TASK.
Show all lines of the listing that hold the word "Dados".

[Rows from a dataset]
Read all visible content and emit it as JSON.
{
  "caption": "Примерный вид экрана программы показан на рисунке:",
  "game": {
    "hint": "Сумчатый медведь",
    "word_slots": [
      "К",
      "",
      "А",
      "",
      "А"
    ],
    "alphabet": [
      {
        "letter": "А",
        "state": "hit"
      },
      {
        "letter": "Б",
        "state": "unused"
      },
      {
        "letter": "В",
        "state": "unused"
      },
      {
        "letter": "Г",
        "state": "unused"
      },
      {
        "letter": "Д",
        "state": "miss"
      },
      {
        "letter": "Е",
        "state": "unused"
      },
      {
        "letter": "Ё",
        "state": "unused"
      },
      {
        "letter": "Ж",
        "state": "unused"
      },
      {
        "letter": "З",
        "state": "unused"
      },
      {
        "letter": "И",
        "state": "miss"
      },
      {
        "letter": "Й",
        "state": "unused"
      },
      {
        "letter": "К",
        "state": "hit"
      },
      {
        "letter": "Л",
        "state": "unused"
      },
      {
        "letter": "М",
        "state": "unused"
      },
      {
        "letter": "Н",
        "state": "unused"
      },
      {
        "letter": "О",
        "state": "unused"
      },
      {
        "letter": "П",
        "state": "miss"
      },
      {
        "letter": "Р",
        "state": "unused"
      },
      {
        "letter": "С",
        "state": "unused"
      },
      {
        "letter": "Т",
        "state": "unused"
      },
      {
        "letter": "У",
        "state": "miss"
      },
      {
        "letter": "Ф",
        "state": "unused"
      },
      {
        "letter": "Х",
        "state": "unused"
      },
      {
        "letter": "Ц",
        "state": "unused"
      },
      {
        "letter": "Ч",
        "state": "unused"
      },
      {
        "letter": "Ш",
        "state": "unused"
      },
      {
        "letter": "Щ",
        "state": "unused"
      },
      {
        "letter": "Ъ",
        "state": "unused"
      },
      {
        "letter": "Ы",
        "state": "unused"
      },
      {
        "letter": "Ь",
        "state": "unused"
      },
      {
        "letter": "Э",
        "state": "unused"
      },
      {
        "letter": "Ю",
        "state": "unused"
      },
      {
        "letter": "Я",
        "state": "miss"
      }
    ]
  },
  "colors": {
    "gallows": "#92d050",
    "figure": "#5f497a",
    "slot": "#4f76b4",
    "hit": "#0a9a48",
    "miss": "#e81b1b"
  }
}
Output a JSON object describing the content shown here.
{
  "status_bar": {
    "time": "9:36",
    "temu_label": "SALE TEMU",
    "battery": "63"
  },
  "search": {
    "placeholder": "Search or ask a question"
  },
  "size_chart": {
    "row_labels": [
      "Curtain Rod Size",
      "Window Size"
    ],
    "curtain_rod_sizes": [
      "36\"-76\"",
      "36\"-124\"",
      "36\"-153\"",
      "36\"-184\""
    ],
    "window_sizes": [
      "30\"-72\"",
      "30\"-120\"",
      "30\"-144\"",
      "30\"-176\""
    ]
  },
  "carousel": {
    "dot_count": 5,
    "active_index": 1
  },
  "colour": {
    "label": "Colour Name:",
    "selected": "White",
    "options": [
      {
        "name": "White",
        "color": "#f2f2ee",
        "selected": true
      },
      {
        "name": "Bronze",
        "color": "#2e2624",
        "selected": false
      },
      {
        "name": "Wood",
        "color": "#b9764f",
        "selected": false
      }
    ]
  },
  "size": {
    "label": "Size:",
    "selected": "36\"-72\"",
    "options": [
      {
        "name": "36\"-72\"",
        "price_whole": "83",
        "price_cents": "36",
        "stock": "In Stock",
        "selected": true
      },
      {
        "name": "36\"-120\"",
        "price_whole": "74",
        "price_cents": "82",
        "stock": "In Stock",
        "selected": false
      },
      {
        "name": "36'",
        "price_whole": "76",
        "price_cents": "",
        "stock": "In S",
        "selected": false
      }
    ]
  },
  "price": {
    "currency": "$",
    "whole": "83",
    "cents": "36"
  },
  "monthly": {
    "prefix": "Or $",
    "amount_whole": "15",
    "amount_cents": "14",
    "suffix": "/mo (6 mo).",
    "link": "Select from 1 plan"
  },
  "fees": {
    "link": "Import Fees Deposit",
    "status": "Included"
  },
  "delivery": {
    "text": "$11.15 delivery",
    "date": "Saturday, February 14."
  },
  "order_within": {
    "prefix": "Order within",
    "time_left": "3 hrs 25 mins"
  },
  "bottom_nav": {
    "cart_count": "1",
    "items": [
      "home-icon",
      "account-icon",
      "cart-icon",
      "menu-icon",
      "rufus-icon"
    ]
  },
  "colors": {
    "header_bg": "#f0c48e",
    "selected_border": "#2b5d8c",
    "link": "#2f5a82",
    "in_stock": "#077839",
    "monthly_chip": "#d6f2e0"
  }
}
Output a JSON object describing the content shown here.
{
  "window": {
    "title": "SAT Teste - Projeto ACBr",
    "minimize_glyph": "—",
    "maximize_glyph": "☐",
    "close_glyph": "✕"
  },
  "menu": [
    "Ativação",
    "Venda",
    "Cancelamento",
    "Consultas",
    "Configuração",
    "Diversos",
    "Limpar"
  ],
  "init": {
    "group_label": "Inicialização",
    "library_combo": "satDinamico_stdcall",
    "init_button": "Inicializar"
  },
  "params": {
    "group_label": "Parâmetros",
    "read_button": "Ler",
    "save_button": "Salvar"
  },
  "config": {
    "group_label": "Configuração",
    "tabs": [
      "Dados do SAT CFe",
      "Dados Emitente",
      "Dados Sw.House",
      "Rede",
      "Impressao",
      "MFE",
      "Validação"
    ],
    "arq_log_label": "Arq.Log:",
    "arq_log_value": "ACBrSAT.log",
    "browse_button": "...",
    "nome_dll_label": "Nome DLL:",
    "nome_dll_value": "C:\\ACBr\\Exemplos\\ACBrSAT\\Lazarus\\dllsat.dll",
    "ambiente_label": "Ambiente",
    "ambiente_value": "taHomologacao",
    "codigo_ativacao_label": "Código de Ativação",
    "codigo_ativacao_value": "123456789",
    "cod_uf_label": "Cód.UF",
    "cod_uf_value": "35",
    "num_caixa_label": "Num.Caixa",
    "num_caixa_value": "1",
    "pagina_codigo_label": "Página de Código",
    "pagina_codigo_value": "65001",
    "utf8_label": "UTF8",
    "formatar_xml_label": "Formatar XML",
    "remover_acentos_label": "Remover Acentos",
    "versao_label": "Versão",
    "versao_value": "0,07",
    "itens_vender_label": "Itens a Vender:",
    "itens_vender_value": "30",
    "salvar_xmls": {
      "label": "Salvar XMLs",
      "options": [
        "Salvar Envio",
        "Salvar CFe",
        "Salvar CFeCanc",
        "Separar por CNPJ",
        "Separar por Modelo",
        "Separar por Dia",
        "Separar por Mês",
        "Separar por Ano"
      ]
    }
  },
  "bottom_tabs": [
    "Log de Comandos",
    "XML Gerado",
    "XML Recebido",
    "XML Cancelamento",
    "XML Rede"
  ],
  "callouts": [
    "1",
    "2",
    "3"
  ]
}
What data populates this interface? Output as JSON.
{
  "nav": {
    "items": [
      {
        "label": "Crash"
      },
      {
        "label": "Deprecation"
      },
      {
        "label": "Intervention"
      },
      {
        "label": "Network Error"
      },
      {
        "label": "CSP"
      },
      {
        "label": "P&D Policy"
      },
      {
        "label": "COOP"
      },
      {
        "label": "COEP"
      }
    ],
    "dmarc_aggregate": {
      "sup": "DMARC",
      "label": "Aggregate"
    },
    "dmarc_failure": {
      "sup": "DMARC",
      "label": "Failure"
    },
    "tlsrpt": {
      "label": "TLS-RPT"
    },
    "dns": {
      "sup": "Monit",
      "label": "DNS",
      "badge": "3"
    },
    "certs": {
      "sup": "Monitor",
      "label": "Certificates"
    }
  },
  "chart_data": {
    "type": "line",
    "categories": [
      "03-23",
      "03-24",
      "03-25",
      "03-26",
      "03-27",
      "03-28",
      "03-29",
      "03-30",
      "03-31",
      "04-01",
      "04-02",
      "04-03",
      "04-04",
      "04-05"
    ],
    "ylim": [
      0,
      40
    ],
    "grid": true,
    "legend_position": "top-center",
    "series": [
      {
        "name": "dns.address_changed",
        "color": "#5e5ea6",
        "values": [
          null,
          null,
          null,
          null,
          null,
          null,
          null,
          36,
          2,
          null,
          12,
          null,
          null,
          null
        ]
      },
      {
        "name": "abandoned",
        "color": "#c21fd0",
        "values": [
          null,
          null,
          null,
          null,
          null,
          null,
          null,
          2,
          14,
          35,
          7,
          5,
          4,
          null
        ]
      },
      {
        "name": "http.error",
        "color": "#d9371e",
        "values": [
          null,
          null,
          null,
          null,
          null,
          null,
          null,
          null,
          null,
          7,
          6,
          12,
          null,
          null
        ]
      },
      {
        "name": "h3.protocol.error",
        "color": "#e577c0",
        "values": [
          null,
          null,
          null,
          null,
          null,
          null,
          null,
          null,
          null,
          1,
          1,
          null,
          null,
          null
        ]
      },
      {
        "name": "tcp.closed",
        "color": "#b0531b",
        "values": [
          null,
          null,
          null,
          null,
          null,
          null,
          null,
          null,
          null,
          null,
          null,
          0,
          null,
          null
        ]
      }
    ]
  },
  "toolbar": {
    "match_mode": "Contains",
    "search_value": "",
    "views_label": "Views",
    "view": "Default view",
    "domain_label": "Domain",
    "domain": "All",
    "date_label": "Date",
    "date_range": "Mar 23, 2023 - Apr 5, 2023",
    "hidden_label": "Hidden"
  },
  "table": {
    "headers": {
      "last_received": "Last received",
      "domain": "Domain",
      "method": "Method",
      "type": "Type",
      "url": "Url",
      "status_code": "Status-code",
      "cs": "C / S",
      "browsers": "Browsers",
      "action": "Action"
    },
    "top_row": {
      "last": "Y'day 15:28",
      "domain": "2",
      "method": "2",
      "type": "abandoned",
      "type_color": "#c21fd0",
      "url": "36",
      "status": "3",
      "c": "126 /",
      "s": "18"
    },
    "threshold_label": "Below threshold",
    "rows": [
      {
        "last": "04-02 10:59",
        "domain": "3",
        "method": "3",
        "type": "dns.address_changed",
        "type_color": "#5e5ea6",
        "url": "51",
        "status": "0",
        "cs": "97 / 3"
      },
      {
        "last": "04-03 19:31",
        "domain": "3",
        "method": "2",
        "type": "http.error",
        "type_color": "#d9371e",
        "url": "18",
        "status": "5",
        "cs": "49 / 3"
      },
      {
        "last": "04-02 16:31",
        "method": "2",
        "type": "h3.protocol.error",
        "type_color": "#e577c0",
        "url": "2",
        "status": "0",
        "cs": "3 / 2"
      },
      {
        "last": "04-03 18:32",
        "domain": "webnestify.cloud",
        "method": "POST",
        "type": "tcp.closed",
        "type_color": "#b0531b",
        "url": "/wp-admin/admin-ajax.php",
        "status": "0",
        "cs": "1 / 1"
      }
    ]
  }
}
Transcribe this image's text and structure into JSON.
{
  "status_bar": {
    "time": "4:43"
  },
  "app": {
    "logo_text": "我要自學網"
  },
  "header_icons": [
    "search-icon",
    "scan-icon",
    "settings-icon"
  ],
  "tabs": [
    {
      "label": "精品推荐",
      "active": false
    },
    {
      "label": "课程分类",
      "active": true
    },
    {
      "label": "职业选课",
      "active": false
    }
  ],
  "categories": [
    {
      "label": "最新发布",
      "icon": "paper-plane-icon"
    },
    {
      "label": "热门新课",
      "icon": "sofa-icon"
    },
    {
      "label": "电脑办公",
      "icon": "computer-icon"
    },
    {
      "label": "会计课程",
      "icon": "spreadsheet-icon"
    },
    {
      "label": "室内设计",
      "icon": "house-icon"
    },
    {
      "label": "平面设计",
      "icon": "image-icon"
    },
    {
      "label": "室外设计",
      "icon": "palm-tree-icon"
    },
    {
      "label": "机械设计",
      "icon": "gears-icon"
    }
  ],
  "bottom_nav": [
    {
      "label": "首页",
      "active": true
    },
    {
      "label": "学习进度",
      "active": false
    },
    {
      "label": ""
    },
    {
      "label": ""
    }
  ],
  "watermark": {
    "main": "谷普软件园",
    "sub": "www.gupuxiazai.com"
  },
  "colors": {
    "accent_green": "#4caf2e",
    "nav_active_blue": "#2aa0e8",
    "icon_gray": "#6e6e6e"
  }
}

TASK RESPONSE.
      "Dados do SAT CFe",
      "Dados Emitente",
      "Dados Sw.House",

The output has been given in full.